#### Directions:
Output every line below exactly.

#### Material shown:
======

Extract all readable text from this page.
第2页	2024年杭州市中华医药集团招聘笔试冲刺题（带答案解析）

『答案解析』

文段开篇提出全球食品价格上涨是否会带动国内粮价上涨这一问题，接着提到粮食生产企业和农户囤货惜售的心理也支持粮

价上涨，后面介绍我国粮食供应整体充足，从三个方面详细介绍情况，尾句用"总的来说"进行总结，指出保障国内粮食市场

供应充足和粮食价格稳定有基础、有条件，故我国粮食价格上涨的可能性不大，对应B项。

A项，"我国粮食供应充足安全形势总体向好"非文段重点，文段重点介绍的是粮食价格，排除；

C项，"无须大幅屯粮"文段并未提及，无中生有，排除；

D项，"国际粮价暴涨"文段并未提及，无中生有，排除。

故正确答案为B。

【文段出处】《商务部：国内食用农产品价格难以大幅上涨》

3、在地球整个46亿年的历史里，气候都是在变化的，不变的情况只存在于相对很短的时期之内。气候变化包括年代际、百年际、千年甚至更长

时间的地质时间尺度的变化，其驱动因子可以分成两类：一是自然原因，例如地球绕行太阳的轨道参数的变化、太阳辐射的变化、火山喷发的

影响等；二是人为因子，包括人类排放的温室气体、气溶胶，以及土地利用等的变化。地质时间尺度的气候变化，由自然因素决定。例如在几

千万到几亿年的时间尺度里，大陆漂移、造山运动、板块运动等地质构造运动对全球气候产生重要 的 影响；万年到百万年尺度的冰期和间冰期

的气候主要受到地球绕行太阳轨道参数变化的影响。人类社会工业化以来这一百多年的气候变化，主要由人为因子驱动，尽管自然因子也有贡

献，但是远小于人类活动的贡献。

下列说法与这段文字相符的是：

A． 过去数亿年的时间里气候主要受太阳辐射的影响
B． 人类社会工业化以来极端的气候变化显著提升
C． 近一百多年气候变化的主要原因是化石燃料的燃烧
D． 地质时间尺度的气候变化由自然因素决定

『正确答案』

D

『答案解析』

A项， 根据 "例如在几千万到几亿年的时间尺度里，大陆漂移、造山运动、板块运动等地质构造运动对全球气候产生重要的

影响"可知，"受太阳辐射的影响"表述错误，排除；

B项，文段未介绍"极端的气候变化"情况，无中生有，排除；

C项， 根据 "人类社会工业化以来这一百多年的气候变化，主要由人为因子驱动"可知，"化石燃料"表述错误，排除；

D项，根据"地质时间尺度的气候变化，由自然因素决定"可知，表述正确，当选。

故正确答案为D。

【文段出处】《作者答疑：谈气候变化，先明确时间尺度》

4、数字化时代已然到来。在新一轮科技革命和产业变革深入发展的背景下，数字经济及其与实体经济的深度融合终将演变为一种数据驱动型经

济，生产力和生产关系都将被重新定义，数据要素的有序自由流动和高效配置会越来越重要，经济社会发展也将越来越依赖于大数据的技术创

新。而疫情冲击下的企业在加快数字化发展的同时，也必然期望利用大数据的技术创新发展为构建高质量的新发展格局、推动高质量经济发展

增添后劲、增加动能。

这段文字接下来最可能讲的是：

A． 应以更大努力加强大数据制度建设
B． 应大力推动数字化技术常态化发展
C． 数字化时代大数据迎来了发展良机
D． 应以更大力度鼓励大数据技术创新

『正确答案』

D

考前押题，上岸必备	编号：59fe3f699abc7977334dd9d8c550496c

======

#### Exercise result:
Extract all readable text from this page.
第2页	2024年杭州市中华医药集团招聘笔试冲刺题（带答案解析）

『答案解析』

文段开篇提出全球食品价格上涨是否会带动国内粮价上涨这一问题，接着提到粮食生产企业和农户囤货惜售的心理也支持粮

价上涨，后面介绍我国粮食供应整体充足，从三个方面详细介绍情况，尾句用"总的来说"进行总结，指出保障国内粮食市场

供应充足和粮食价格稳定有基础、有条件，故我国粮食价格上涨的可能性不大，对应B项。

A项，"我国粮食供应充足安全形势总体向好"非文段重点，文段重点介绍的是粮食价格，排除；

C项，"无须大幅屯粮"文段并未提及，无中生有，排除；

D项，"国际粮价暴涨"文段并未提及，无中生有，排除。

故正确答案为B。

【文段出处】《商务部：国内食用农产品价格难以大幅上涨》

3、在地球整个46亿年的历史里，气候都是在变化的，不变的情况只存在于相对很短的时期之内。气候变化包括年代际、百年际、千年甚至更长

时间的地质时间尺度的变化，其驱动因子可以分成两类：一是自然原因，例如地球绕行太阳的轨道参数的变化、太阳辐射的变化、火山喷发的

影响等；二是人为因子，包括人类排放的温室气体、气溶胶，以及土地利用等的变化。地质时间尺度的气候变化，由自然因素决定。例如在几

千万到几亿年的时间尺度里，大陆漂移、造山运动、板块运动等地质构造运动对全球气候产生重要 的 影响；万年到百万年尺度的冰期和间冰期

的气候主要受到地球绕行太阳轨道参数变化的影响。人类社会工业化以来这一百多年的气候变化，主要由人为因子驱动，尽管自然因子也有贡

献，但是远小于人类活动的贡献。

下列说法与这段文字相符的是：

A． 过去数亿年的时间里气候主要受太阳辐射的影响
B． 人类社会工业化以来极端的气候变化显著提升
C． 近一百多年气候变化的主要原因是化石燃料的燃烧
D． 地质时间尺度的气候变化由自然因素决定

『正确答案』

D

『答案解析』

A项， 根据 "例如在几千万到几亿年的时间尺度里，大陆漂移、造山运动、板块运动等地质构造运动对全球气候产生重要的

影响"可知，"受太阳辐射的影响"表述错误，排除；

B项，文段未介绍"极端的气候变化"情况，无中生有，排除；

C项， 根据 "人类社会工业化以来这一百多年的气候变化，主要由人为因子驱动"可知，"化石燃料"表述错误，排除；

D项，根据"地质时间尺度的气候变化，由自然因素决定"可知，表述正确，当选。

故正确答案为D。

【文段出处】《作者答疑：谈气候变化，先明确时间尺度》

4、数字化时代已然到来。在新一轮科技革命和产业变革深入发展的背景下，数字经济及其与实体经济的深度融合终将演变为一种数据驱动型经

济，生产力和生产关系都将被重新定义，数据要素的有序自由流动和高效配置会越来越重要，经济社会发展也将越来越依赖于大数据的技术创

新。而疫情冲击下的企业在加快数字化发展的同时，也必然期望利用大数据的技术创新发展为构建高质量的新发展格局、推动高质量经济发展

增添后劲、增加动能。

这段文字接下来最可能讲的是：

A． 应以更大努力加强大数据制度建设
B． 应大力推动数字化技术常态化发展
C． 数字化时代大数据迎来了发展良机
D． 应以更大力度鼓励大数据技术创新

『正确答案』

D

考前押题，上岸必备	编号：59fe3f699abc7977334dd9d8c550496c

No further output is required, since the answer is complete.